PROBLEM TO SOLVE: Pull every line that holds the word "name" from the entries.

══ SUPPLIED RECORDS

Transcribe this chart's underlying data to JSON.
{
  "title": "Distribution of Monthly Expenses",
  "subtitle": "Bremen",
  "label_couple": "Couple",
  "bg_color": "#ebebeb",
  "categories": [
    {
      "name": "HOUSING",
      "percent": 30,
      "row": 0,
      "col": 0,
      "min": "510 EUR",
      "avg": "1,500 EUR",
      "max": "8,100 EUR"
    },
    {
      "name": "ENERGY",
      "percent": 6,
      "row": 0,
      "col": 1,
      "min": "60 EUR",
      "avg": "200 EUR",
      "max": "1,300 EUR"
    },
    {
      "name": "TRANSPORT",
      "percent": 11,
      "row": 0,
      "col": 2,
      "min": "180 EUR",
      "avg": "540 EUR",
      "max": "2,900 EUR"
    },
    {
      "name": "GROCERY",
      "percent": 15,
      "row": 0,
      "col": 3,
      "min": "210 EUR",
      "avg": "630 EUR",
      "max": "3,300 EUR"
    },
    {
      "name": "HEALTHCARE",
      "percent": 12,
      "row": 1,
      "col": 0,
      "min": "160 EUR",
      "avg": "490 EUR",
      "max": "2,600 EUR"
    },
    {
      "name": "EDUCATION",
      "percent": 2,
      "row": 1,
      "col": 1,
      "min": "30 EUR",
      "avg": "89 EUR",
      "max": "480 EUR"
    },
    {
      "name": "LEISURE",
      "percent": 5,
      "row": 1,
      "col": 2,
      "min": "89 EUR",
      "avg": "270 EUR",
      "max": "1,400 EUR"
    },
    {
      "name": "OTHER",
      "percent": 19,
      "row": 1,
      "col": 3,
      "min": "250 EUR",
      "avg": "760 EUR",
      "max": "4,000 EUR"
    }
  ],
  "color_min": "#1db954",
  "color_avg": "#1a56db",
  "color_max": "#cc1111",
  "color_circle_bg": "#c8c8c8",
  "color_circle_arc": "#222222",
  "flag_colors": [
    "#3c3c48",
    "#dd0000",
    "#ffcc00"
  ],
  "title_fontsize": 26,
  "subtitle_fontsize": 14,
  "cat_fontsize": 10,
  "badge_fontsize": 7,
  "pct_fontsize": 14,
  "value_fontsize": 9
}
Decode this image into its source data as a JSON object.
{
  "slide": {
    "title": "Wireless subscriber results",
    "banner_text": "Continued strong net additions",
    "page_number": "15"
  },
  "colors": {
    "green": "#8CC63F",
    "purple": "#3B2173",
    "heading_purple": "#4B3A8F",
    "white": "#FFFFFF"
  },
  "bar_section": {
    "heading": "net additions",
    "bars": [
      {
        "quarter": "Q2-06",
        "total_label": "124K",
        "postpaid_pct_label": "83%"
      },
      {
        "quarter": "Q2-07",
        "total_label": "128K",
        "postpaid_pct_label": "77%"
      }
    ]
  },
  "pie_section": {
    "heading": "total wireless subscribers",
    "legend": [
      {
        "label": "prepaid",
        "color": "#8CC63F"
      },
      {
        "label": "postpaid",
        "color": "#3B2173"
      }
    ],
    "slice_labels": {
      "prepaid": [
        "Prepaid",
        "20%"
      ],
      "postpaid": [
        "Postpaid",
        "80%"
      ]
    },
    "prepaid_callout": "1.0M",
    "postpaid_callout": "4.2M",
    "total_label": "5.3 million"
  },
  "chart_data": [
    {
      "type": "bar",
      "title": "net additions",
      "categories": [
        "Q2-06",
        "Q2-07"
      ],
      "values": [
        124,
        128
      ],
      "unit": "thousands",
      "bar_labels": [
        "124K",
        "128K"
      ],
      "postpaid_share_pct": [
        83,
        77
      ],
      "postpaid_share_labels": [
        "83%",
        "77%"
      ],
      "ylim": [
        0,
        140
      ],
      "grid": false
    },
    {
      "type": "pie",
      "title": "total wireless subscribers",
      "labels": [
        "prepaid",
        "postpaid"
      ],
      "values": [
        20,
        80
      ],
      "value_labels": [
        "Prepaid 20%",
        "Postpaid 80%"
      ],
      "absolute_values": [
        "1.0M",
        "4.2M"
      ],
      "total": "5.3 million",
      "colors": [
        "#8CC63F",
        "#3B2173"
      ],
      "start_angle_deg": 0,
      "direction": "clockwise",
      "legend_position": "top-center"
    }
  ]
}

════

RESPONSE TO THE EXERCISE:
      "name": "HOUSING",
      "name": "ENERGY",
      "name": "TRANSPORT",
      "name": "GROCERY",
      "name": "HEALTHCARE",
      "name": "EDUCATION",
      "name": "LEISURE",
      "name": "OTHER",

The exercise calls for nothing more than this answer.